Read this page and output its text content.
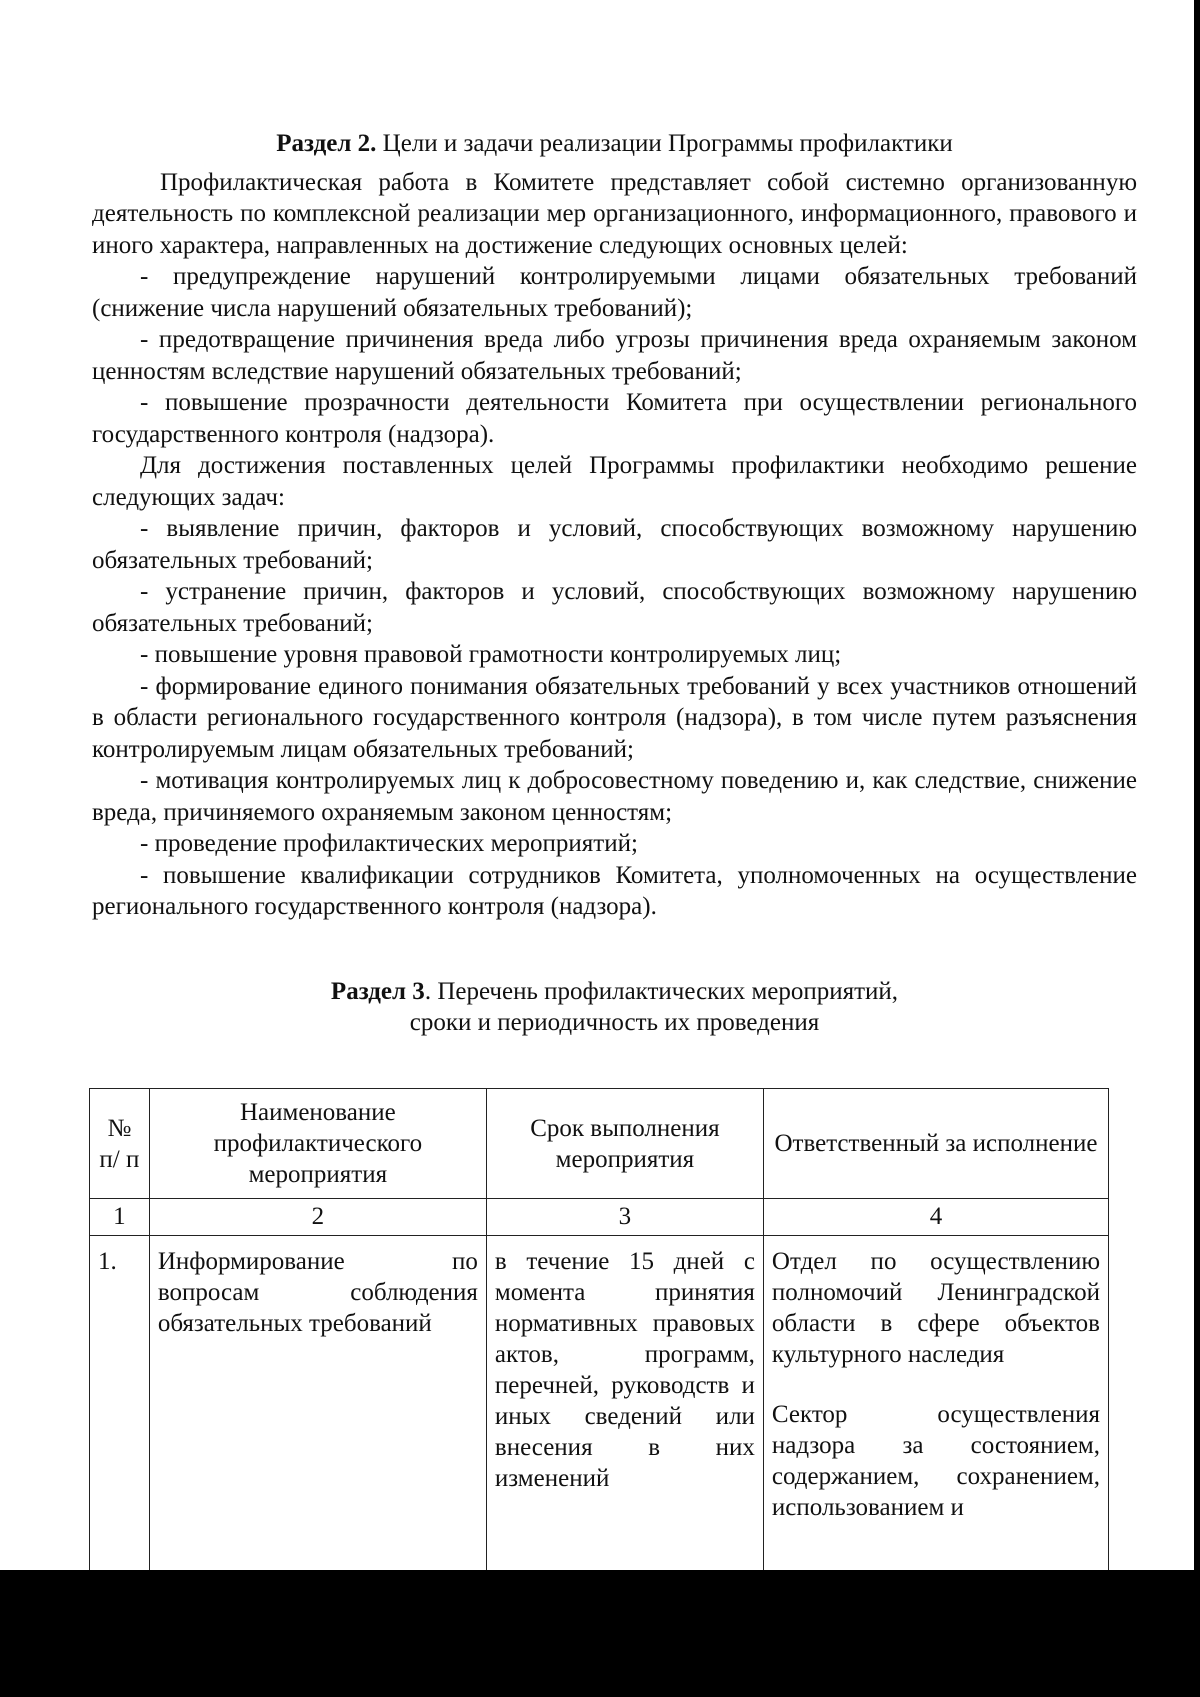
Раздел 2. Цели и задачи реализации Программы профилактики

Профилактическая работа в Комитете представляет собой системно организованную деятельность по комплексной реализации мер организационного, информационного, правового и иного характера, направленных на достижение следующих основных целей:

- предупреждение нарушений контролируемыми лицами обязательных требований (снижение числа нарушений обязательных требований);

- предотвращение причинения вреда либо угрозы причинения вреда охраняемым законом ценностям вследствие нарушений обязательных требований;

- повышение прозрачности деятельности Комитета при осуществлении регионального государственного контроля (надзора).

Для достижения поставленных целей Программы профилактики необходимо решение следующих задач:

- выявление причин, факторов и условий, способствующих возможному нарушению обязательных требований;

- устранение причин, факторов и условий, способствующих возможному нарушению обязательных требований;

- повышение уровня правовой грамотности контролируемых лиц;

- формирование единого понимания обязательных требований у всех участников отношений в области регионального государственного контроля (надзора), в том числе путем разъяснения контролируемым лицам обязательных требований;

- мотивация контролируемых лиц к добросовестному поведению и, как следствие, снижение вреда, причиняемого охраняемым законом ценностям;

- проведение профилактических мероприятий;

- повышение квалификации сотрудников Комитета, уполномоченных на осуществление регионального государственного контроля (надзора).

Раздел 3. Перечень профилактических мероприятий,
сроки и периодичность их проведения

№ п/ п	Наименование профилактического мероприятия	Срок выполнения мероприятия	Ответственный за исполнение
1	2	3	4
1.	Информирование по вопросам соблюдения обязательных требований	в течение 15 дней с момента принятия нормативных правовых актов, программ, перечней, руководств и иных сведений или внесения в них изменений	Отдел по осуществлению полномочий Ленинградской области в сфере объектов культурного наследия
Сектор осуществления надзора за состоянием, содержанием, сохранением, использованием и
◇ ◇ ◇ ◇ ◇ ◇ ◇
Given problem >> Find how many lines of the material carry the string "возможному". Only the number should be in the answer.

Exercise solution >> 2